-- start RECORDS SUPPLIED --

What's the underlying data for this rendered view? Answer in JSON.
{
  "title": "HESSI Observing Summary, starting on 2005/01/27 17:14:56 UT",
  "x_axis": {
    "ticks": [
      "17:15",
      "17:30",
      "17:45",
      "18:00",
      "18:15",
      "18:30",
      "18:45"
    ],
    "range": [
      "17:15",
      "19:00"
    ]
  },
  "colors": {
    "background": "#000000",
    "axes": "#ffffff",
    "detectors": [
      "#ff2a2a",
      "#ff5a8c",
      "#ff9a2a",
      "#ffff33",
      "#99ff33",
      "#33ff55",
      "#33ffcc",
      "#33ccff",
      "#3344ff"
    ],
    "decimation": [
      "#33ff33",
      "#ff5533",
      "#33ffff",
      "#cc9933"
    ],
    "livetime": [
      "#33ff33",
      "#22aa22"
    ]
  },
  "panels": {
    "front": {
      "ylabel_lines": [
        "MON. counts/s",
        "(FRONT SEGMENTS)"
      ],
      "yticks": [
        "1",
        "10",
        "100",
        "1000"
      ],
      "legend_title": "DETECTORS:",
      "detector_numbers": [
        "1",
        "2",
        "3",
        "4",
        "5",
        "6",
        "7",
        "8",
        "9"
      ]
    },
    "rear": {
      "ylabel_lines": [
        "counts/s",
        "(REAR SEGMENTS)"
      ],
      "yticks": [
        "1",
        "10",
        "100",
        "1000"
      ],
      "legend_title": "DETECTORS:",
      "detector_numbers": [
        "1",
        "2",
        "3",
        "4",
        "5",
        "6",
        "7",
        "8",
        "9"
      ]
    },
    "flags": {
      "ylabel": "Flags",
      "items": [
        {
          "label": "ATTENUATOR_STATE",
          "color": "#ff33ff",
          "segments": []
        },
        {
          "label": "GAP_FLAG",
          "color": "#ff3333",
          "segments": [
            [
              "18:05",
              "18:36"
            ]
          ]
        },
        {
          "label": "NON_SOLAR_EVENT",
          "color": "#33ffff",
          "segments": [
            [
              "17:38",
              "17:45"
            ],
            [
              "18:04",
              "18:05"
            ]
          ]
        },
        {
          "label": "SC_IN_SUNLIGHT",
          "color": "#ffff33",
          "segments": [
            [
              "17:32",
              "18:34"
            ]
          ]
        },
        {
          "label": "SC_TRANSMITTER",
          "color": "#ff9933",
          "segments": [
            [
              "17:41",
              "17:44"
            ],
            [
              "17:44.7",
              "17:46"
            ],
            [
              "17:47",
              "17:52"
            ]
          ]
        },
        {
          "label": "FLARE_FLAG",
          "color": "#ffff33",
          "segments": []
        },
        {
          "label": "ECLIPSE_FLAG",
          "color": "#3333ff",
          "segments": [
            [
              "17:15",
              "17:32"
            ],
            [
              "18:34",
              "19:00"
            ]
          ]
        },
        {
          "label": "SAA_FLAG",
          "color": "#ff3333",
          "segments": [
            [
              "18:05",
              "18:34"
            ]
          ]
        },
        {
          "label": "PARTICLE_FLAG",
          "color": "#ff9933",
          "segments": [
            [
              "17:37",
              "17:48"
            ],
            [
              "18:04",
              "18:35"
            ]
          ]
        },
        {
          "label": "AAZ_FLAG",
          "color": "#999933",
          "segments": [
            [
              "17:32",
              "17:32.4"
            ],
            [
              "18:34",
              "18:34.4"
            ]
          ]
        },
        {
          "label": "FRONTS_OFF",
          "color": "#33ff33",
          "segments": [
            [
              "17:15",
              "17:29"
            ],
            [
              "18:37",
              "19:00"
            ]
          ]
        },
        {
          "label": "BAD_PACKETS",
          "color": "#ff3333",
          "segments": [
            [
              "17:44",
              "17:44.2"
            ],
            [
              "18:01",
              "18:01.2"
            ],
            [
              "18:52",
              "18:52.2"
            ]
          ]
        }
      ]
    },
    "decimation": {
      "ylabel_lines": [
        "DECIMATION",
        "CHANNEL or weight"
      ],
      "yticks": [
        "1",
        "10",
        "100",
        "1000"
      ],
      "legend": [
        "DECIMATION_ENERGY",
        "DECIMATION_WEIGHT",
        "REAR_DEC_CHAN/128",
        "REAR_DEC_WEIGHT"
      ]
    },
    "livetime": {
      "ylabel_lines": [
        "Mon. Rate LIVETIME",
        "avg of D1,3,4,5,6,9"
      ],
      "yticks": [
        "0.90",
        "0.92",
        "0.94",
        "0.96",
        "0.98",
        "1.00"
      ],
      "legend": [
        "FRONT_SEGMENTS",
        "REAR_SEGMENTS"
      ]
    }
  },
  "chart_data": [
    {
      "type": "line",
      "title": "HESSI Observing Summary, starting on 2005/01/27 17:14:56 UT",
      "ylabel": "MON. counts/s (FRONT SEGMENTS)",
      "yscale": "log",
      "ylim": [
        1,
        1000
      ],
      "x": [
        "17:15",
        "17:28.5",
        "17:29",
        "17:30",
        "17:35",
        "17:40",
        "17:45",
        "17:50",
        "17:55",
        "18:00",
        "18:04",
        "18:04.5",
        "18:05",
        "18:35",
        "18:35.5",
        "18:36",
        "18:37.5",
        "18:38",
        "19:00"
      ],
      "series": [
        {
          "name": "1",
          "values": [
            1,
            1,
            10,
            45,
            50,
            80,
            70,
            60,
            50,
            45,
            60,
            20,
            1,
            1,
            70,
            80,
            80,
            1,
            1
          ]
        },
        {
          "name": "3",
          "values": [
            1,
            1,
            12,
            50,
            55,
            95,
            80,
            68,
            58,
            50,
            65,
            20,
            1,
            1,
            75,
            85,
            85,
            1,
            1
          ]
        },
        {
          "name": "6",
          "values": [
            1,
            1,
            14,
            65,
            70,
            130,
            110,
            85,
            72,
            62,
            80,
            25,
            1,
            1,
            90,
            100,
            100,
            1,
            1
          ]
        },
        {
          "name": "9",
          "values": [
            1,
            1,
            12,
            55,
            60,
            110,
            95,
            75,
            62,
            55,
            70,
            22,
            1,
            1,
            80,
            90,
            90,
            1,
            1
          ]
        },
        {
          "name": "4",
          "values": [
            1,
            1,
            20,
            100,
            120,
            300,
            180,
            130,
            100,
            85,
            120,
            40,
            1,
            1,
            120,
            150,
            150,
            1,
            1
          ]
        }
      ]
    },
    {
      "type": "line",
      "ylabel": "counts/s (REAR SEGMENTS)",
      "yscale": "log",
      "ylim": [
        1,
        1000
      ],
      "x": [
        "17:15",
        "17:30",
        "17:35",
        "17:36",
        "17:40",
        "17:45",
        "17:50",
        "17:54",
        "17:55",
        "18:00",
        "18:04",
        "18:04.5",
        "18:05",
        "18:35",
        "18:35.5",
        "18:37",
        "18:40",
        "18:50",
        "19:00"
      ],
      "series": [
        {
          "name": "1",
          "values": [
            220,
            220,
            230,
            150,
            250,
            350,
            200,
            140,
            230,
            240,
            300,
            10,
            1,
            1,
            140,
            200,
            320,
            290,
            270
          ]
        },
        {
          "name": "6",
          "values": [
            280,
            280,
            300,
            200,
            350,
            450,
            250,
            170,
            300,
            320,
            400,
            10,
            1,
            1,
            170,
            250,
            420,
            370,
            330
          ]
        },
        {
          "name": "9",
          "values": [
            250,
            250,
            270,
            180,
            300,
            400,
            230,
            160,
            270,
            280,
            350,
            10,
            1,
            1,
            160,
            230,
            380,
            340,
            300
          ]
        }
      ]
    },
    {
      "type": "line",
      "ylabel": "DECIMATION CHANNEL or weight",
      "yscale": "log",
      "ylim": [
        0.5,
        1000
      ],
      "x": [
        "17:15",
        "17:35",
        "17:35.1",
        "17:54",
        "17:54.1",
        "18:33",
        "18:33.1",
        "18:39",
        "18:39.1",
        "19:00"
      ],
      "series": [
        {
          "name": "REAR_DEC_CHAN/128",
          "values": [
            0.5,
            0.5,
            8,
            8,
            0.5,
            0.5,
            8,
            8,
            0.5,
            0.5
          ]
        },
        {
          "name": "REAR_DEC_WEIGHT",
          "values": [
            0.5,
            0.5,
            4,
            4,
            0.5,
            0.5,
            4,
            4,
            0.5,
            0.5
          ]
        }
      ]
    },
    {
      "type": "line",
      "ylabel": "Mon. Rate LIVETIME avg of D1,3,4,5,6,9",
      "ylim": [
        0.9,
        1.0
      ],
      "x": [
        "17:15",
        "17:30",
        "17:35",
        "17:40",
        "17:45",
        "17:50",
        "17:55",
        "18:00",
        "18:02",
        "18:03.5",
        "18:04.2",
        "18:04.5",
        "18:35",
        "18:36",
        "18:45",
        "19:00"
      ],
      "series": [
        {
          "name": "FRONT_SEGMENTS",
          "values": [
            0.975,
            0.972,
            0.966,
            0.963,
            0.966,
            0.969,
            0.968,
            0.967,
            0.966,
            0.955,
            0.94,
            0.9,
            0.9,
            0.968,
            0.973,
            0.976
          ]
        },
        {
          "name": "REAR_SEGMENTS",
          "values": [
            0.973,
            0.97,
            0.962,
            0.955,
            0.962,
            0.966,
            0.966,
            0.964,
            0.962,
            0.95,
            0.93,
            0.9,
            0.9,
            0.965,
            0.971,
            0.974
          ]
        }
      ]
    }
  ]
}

-- end RECORDS SUPPLIED --

Pull out every line of the records that includes the string "Summary".

  "title": "HESSI Observing Summary, starting on 2005/01/27 17:14:56 UT",
      "title": "HESSI Observing Summary, starting on 2005/01/27 17:14:56 UT",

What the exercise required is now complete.